_Required task_: From the entries below, pull out each line where "title" appears.

(A block of data)
↓↓↓

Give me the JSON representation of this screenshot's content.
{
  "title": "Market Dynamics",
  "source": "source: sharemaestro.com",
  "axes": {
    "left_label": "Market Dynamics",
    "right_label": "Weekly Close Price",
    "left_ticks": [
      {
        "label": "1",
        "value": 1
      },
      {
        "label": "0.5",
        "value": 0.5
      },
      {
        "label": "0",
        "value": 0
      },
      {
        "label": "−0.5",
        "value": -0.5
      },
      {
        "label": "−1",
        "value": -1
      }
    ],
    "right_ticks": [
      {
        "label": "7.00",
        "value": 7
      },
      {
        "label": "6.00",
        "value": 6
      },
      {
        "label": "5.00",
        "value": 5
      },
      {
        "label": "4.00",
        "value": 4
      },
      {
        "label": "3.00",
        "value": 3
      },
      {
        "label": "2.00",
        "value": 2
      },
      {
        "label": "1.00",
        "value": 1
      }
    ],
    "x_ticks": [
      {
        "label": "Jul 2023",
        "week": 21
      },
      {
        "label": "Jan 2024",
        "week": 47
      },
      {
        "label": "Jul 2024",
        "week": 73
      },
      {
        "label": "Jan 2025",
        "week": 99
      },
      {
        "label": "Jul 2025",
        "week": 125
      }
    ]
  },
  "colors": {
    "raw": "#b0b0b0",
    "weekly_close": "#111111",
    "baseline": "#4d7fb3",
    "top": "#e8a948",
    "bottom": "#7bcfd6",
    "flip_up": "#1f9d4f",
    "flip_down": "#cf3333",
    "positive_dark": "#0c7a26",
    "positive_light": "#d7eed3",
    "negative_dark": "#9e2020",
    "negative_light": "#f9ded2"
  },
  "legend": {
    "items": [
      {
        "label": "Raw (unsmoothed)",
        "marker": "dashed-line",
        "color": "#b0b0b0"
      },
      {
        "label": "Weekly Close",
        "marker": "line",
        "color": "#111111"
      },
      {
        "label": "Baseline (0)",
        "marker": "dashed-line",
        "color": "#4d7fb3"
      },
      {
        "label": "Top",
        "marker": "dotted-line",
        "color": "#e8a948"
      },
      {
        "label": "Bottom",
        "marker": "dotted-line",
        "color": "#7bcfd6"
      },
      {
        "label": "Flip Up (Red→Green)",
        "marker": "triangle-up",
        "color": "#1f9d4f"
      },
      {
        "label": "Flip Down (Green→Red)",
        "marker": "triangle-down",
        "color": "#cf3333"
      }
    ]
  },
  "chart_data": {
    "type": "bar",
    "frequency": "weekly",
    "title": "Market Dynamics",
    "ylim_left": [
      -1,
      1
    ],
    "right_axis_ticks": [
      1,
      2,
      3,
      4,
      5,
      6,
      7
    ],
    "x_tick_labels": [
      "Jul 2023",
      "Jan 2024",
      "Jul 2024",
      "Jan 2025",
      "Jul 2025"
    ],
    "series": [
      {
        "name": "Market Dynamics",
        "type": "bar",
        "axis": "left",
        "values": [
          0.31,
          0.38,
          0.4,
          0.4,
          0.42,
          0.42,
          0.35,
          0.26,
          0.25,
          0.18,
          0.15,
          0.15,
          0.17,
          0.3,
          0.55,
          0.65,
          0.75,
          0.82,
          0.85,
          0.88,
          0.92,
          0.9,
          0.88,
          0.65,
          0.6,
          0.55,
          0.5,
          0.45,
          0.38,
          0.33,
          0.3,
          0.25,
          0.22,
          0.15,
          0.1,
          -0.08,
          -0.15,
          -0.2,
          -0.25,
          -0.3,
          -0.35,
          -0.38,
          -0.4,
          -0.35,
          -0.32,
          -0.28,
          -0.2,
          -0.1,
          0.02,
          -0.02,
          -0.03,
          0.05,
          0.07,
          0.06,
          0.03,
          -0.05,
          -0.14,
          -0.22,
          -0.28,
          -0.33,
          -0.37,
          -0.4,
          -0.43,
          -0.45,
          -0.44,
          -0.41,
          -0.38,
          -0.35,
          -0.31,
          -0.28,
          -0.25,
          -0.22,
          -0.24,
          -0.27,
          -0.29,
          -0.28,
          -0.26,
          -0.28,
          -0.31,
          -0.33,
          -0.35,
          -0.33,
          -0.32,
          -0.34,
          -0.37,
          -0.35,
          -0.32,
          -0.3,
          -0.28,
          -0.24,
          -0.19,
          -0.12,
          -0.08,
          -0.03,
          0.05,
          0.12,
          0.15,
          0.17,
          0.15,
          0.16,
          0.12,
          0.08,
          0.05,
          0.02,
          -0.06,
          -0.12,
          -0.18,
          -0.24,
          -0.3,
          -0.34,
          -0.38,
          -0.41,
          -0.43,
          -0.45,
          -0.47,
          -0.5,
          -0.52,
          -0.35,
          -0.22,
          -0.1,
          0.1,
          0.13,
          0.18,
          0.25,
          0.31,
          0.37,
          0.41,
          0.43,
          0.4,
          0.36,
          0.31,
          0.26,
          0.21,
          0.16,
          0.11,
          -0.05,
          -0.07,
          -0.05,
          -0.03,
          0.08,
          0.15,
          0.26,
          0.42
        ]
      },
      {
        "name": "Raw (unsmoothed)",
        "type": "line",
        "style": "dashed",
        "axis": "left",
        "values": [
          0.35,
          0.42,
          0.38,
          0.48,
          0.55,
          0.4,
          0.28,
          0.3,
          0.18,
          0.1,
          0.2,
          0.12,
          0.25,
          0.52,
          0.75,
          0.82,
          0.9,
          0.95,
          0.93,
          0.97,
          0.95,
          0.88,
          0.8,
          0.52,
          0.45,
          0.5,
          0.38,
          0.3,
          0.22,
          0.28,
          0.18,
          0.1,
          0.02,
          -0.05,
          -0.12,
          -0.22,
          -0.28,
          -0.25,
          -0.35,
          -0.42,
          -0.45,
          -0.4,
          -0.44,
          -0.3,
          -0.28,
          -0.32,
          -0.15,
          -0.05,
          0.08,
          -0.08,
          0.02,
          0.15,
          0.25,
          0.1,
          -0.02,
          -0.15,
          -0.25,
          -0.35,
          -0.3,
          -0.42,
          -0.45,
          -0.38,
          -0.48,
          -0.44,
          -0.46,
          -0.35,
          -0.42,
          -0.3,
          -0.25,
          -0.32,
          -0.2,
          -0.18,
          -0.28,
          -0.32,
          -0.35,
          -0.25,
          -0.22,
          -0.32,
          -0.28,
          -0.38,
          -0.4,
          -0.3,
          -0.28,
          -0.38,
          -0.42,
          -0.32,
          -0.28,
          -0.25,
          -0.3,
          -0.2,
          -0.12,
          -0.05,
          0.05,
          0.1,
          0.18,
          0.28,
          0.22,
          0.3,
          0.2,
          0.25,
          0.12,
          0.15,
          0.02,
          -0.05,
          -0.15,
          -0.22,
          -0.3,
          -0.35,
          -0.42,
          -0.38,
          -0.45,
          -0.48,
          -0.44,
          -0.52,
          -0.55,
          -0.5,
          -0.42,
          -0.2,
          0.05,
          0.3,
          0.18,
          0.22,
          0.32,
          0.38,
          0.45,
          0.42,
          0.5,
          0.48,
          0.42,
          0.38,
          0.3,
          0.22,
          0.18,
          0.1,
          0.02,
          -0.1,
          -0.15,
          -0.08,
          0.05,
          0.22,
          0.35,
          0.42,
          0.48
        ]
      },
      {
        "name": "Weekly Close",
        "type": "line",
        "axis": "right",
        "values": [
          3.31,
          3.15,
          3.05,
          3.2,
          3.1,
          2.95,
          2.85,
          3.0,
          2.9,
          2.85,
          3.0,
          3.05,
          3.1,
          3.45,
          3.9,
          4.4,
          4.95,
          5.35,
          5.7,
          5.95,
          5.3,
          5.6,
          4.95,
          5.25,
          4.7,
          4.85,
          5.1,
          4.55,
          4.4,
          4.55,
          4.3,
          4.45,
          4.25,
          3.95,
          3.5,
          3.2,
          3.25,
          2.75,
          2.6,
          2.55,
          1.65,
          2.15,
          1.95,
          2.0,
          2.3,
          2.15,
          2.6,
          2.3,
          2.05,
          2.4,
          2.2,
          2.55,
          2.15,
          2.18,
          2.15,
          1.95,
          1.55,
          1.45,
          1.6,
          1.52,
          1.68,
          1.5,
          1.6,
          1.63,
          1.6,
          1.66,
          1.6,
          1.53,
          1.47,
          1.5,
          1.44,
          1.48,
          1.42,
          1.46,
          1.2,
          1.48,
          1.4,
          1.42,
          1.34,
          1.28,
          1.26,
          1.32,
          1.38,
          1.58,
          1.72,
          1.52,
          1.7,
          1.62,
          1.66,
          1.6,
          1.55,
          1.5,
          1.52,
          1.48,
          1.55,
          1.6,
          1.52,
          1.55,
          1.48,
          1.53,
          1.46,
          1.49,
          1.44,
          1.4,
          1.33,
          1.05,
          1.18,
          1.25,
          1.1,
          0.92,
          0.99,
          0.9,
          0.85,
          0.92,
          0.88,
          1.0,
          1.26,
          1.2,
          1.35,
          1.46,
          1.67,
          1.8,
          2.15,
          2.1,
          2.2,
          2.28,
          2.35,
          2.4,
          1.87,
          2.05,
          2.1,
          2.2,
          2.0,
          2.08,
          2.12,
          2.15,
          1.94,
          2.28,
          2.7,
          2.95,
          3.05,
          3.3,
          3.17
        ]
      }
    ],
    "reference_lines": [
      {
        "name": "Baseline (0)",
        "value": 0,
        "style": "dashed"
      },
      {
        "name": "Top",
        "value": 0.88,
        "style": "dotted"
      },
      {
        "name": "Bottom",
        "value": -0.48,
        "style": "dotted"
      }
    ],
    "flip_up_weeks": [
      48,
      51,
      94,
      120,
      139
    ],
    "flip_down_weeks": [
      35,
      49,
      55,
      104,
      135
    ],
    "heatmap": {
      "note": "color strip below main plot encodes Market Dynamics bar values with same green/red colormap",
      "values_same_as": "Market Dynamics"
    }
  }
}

↑↑↑

_Answer for this exercise_:
  "title": "Market Dynamics",
    "title": "Market Dynamics",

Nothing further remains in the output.